__What you have to do__:
Every record below should be printed exactly as it appears.
── Data shown
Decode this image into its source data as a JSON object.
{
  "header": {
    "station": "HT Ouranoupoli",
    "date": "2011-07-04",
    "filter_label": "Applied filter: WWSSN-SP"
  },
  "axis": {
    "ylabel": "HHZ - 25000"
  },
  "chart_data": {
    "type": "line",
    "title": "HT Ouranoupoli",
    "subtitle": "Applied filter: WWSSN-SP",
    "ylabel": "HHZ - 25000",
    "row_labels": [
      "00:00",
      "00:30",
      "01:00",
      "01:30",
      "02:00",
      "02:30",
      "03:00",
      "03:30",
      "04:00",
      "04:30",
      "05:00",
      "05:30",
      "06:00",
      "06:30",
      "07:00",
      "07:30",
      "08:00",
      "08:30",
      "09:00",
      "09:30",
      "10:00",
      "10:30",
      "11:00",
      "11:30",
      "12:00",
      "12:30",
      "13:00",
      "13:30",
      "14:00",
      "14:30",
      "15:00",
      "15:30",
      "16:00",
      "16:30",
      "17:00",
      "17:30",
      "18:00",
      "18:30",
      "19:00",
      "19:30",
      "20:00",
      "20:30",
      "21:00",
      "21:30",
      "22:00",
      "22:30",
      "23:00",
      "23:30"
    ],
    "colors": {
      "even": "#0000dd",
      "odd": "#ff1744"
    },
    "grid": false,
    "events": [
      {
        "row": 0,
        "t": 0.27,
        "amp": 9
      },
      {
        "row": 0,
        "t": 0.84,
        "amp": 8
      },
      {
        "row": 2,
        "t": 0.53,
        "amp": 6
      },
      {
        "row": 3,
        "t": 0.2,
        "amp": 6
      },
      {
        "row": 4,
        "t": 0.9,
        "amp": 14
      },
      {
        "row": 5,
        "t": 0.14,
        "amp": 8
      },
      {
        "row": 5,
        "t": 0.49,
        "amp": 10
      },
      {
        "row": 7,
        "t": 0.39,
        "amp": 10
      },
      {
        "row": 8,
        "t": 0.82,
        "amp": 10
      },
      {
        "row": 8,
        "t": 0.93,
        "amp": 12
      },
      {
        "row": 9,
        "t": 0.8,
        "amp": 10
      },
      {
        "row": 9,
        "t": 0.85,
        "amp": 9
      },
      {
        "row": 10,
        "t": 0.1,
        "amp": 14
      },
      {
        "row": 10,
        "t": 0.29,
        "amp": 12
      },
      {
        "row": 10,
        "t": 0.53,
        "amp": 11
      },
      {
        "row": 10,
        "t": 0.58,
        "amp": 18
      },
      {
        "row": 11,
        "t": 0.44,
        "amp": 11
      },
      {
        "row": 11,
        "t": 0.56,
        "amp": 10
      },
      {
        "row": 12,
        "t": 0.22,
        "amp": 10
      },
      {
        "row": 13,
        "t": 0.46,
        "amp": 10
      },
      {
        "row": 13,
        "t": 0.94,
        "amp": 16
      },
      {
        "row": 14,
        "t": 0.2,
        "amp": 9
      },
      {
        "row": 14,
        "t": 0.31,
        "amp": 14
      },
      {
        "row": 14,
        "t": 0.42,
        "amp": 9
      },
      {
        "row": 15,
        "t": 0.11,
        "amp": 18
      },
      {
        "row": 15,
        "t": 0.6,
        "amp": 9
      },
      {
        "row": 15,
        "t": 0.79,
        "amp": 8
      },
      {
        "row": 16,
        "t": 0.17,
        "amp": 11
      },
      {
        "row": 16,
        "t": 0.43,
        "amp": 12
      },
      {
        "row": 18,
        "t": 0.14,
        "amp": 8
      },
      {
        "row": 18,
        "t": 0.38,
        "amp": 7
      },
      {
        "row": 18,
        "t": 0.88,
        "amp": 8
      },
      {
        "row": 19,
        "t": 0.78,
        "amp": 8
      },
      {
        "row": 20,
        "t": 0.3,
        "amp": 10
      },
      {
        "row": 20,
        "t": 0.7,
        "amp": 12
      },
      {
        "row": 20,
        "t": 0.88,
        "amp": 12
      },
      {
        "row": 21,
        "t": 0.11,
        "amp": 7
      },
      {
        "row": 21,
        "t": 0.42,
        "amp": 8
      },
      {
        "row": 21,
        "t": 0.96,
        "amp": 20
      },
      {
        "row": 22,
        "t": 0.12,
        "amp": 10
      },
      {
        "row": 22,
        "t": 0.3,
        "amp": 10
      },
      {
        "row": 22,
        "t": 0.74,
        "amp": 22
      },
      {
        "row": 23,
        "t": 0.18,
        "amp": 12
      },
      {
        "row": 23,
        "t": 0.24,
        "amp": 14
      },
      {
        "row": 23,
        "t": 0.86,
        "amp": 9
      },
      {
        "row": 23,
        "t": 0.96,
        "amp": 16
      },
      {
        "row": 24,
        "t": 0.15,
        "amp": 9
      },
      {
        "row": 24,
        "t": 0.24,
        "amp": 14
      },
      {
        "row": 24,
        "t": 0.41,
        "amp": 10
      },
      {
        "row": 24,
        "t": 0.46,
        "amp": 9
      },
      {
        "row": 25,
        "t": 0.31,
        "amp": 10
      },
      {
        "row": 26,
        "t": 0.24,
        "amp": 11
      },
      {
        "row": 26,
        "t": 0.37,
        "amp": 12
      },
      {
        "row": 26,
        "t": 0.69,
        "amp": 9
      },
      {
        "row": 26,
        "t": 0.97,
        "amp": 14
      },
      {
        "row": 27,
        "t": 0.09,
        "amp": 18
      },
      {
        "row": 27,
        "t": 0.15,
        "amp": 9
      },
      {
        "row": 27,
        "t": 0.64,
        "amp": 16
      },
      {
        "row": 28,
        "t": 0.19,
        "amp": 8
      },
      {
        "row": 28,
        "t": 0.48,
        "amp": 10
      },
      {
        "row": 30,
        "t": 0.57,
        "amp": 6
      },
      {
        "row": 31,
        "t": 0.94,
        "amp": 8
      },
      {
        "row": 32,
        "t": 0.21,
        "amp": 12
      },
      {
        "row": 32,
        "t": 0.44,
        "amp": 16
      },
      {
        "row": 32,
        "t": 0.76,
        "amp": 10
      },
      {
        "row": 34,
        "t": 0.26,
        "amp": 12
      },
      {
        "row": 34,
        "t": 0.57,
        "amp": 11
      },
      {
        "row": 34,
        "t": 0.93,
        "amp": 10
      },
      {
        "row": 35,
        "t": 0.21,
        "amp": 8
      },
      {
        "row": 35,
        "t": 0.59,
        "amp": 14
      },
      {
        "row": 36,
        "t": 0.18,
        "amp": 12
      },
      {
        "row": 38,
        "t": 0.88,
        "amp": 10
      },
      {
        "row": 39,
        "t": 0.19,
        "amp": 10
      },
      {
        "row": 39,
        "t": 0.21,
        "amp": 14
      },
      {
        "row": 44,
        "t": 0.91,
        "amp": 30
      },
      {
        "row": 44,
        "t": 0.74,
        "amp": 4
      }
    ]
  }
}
────
__Exercise output__:
Decode this image into its source data as a JSON object.
{
  "header": {
    "station": "HT Ouranoupoli",
    "date": "2011-07-04",
    "filter_label": "Applied filter: WWSSN-SP"
  },
  "axis": {
    "ylabel": "HHZ - 25000"
  },
  "chart_data": {
    "type": "line",
    "title": "HT Ouranoupoli",
    "subtitle": "Applied filter: WWSSN-SP",
    "ylabel": "HHZ - 25000",
    "row_labels": [
      "00:00",
      "00:30",
      "01:00",
      "01:30",
      "02:00",
      "02:30",
      "03:00",
      "03:30",
      "04:00",
      "04:30",
      "05:00",
      "05:30",
      "06:00",
      "06:30",
      "07:00",
      "07:30",
      "08:00",
      "08:30",
      "09:00",
      "09:30",
      "10:00",
      "10:30",
      "11:00",
      "11:30",
      "12:00",
      "12:30",
      "13:00",
      "13:30",
      "14:00",
      "14:30",
      "15:00",
      "15:30",
      "16:00",
      "16:30",
      "17:00",
      "17:30",
      "18:00",
      "18:30",
      "19:00",
      "19:30",
      "20:00",
      "20:30",
      "21:00",
      "21:30",
      "22:00",
      "22:30",
      "23:00",
      "23:30"
    ],
    "colors": {
      "even": "#0000dd",
      "odd": "#ff1744"
    },
    "grid": false,
    "events": [
      {
        "row": 0,
        "t": 0.27,
        "amp": 9
      },
      {
        "row": 0,
        "t": 0.84,
        "amp": 8
      },
      {
        "row": 2,
        "t": 0.53,
        "amp": 6
      },
      {
        "row": 3,
        "t": 0.2,
        "amp": 6
      },
      {
        "row": 4,
        "t": 0.9,
        "amp": 14
      },
      {
        "row": 5,
        "t": 0.14,
        "amp": 8
      },
      {
        "row": 5,
        "t": 0.49,
        "amp": 10
      },
      {
        "row": 7,
        "t": 0.39,
        "amp": 10
      },
      {
        "row": 8,
        "t": 0.82,
        "amp": 10
      },
      {
        "row": 8,
        "t": 0.93,
        "amp": 12
      },
      {
        "row": 9,
        "t": 0.8,
        "amp": 10
      },
      {
        "row": 9,
        "t": 0.85,
        "amp": 9
      },
      {
        "row": 10,
        "t": 0.1,
        "amp": 14
      },
      {
        "row": 10,
        "t": 0.29,
        "amp": 12
      },
      {
        "row": 10,
        "t": 0.53,
        "amp": 11
      },
      {
        "row": 10,
        "t": 0.58,
        "amp": 18
      },
      {
        "row": 11,
        "t": 0.44,
        "amp": 11
      },
      {
        "row": 11,
        "t": 0.56,
        "amp": 10
      },
      {
        "row": 12,
        "t": 0.22,
        "amp": 10
      },
      {
        "row": 13,
        "t": 0.46,
        "amp": 10
      },
      {
        "row": 13,
        "t": 0.94,
        "amp": 16
      },
      {
        "row": 14,
        "t": 0.2,
        "amp": 9
      },
      {
        "row": 14,
        "t": 0.31,
        "amp": 14
      },
      {
        "row": 14,
        "t": 0.42,
        "amp": 9
      },
      {
        "row": 15,
        "t": 0.11,
        "amp": 18
      },
      {
        "row": 15,
        "t": 0.6,
        "amp": 9
      },
      {
        "row": 15,
        "t": 0.79,
        "amp": 8
      },
      {
        "row": 16,
        "t": 0.17,
        "amp": 11
      },
      {
        "row": 16,
        "t": 0.43,
        "amp": 12
      },
      {
        "row": 18,
        "t": 0.14,
        "amp": 8
      },
      {
        "row": 18,
        "t": 0.38,
        "amp": 7
      },
      {
        "row": 18,
        "t": 0.88,
        "amp": 8
      },
      {
        "row": 19,
        "t": 0.78,
        "amp": 8
      },
      {
        "row": 20,
        "t": 0.3,
        "amp": 10
      },
      {
        "row": 20,
        "t": 0.7,
        "amp": 12
      },
      {
        "row": 20,
        "t": 0.88,
        "amp": 12
      },
      {
        "row": 21,
        "t": 0.11,
        "amp": 7
      },
      {
        "row": 21,
        "t": 0.42,
        "amp": 8
      },
      {
        "row": 21,
        "t": 0.96,
        "amp": 20
      },
      {
        "row": 22,
        "t": 0.12,
        "amp": 10
      },
      {
        "row": 22,
        "t": 0.3,
        "amp": 10
      },
      {
        "row": 22,
        "t": 0.74,
        "amp": 22
      },
      {
        "row": 23,
        "t": 0.18,
        "amp": 12
      },
      {
        "row": 23,
        "t": 0.24,
        "amp": 14
      },
      {
        "row": 23,
        "t": 0.86,
        "amp": 9
      },
      {
        "row": 23,
        "t": 0.96,
        "amp": 16
      },
      {
        "row": 24,
        "t": 0.15,
        "amp": 9
      },
      {
        "row": 24,
        "t": 0.24,
        "amp": 14
      },
      {
        "row": 24,
        "t": 0.41,
        "amp": 10
      },
      {
        "row": 24,
        "t": 0.46,
        "amp": 9
      },
      {
        "row": 25,
        "t": 0.31,
        "amp": 10
      },
      {
        "row": 26,
        "t": 0.24,
        "amp": 11
      },
      {
        "row": 26,
        "t": 0.37,
        "amp": 12
      },
      {
        "row": 26,
        "t": 0.69,
        "amp": 9
      },
      {
        "row": 26,
        "t": 0.97,
        "amp": 14
      },
      {
        "row": 27,
        "t": 0.09,
        "amp": 18
      },
      {
        "row": 27,
        "t": 0.15,
        "amp": 9
      },
      {
        "row": 27,
        "t": 0.64,
        "amp": 16
      },
      {
        "row": 28,
        "t": 0.19,
        "amp": 8
      },
      {
        "row": 28,
        "t": 0.48,
        "amp": 10
      },
      {
        "row": 30,
        "t": 0.57,
        "amp": 6
      },
      {
        "row": 31,
        "t": 0.94,
        "amp": 8
      },
      {
        "row": 32,
        "t": 0.21,
        "amp": 12
      },
      {
        "row": 32,
        "t": 0.44,
        "amp": 16
      },
      {
        "row": 32,
        "t": 0.76,
        "amp": 10
      },
      {
        "row": 34,
        "t": 0.26,
        "amp": 12
      },
      {
        "row": 34,
        "t": 0.57,
        "amp": 11
      },
      {
        "row": 34,
        "t": 0.93,
        "amp": 10
      },
      {
        "row": 35,
        "t": 0.21,
        "amp": 8
      },
      {
        "row": 35,
        "t": 0.59,
        "amp": 14
      },
      {
        "row": 36,
        "t": 0.18,
        "amp": 12
      },
      {
        "row": 38,
        "t": 0.88,
        "amp": 10
      },
      {
        "row": 39,
        "t": 0.19,
        "amp": 10
      },
      {
        "row": 39,
        "t": 0.21,
        "amp": 14
      },
      {
        "row": 44,
        "t": 0.91,
        "amp": 30
      },
      {
        "row": 44,
        "t": 0.74,
        "amp": 4
      }
    ]
  }
}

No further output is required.